## Objective
Tally the lines that hold the word "Pulse" and reply with that figure only.

## Data in this exercise
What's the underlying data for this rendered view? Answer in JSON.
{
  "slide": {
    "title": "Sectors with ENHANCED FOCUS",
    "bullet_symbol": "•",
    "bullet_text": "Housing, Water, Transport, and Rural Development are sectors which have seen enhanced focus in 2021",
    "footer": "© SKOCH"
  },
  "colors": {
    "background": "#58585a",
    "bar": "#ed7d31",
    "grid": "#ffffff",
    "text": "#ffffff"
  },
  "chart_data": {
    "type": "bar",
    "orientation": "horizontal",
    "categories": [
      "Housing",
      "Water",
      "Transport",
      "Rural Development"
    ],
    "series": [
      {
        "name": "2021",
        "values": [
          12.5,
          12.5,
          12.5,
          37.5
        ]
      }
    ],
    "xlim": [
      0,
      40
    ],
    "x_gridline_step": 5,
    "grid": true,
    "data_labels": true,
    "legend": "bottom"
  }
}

...

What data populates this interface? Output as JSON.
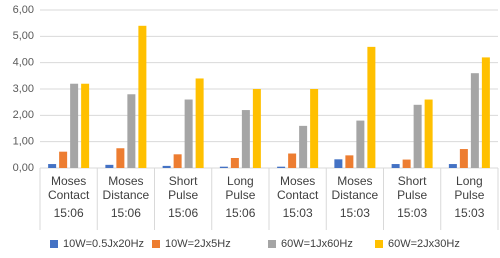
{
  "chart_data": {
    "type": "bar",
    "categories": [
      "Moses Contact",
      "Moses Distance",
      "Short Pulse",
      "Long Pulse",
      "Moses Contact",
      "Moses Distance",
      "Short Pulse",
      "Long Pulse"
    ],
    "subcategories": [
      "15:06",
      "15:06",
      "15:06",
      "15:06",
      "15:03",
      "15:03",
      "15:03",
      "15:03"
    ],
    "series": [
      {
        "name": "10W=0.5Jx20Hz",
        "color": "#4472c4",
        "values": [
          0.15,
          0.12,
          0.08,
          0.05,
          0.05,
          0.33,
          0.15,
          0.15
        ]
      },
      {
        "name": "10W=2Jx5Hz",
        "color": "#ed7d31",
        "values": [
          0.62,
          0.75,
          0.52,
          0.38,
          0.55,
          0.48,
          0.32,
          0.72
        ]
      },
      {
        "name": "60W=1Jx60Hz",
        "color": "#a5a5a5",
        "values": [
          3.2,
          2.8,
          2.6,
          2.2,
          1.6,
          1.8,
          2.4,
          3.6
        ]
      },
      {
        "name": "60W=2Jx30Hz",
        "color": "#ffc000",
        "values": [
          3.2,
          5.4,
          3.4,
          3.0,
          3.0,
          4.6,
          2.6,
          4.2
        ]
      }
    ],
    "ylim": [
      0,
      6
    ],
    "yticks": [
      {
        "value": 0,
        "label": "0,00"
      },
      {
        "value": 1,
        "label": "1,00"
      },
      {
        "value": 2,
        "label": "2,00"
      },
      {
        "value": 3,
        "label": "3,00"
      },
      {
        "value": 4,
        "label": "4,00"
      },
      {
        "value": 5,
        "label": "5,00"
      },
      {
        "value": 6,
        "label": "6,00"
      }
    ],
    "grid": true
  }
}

...

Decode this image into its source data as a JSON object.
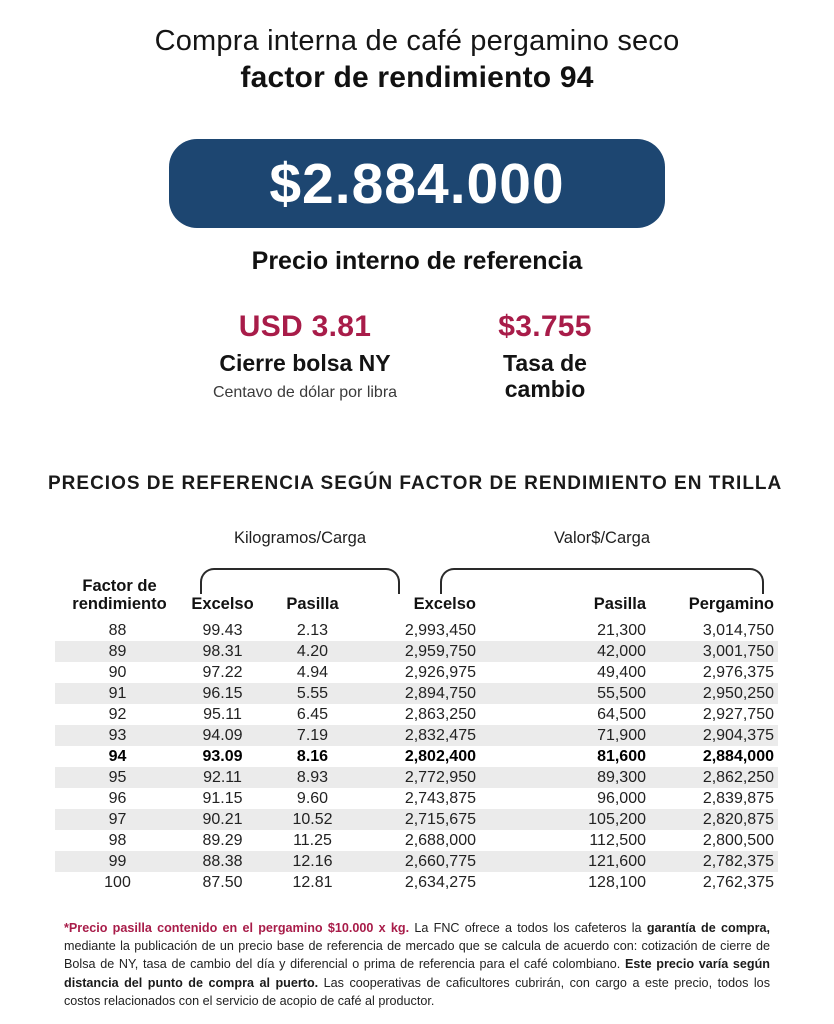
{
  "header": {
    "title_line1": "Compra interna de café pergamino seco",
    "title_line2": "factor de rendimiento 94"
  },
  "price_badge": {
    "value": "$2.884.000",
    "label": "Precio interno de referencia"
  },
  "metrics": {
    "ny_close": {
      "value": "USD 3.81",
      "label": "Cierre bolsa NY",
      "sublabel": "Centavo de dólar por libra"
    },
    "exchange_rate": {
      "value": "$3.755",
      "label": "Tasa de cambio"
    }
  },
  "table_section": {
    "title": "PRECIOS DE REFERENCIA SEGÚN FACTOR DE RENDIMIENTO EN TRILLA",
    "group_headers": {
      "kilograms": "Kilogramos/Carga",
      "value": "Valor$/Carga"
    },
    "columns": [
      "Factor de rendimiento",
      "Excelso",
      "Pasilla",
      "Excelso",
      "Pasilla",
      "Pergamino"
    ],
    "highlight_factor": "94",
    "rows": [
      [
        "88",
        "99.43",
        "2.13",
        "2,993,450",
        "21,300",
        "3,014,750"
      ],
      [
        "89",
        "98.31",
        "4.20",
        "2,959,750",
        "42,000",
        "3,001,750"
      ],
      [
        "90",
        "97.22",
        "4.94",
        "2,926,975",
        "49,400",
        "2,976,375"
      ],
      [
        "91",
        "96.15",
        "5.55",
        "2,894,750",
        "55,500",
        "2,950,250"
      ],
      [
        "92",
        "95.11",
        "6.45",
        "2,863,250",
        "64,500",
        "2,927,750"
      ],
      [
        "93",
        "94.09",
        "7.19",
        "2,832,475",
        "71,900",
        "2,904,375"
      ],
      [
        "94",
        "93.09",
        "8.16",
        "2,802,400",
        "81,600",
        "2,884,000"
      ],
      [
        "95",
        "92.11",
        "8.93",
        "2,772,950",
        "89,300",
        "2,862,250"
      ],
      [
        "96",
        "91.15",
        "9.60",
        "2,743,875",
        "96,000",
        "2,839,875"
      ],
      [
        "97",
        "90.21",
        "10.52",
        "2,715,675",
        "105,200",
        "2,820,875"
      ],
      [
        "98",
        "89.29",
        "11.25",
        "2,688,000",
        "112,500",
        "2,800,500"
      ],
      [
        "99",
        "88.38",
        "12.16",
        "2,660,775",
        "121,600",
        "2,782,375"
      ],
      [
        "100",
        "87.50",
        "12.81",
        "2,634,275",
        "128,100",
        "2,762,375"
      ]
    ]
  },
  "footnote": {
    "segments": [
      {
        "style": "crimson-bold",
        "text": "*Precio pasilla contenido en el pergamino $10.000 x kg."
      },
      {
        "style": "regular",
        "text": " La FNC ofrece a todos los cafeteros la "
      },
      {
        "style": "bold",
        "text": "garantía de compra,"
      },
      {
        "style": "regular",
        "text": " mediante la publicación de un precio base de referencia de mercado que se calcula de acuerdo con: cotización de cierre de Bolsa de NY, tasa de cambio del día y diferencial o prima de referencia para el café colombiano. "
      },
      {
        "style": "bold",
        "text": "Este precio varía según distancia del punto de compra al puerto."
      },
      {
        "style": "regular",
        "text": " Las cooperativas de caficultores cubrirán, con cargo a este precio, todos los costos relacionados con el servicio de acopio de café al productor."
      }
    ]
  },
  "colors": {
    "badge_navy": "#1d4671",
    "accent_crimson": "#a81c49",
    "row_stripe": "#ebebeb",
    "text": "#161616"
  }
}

## The result
4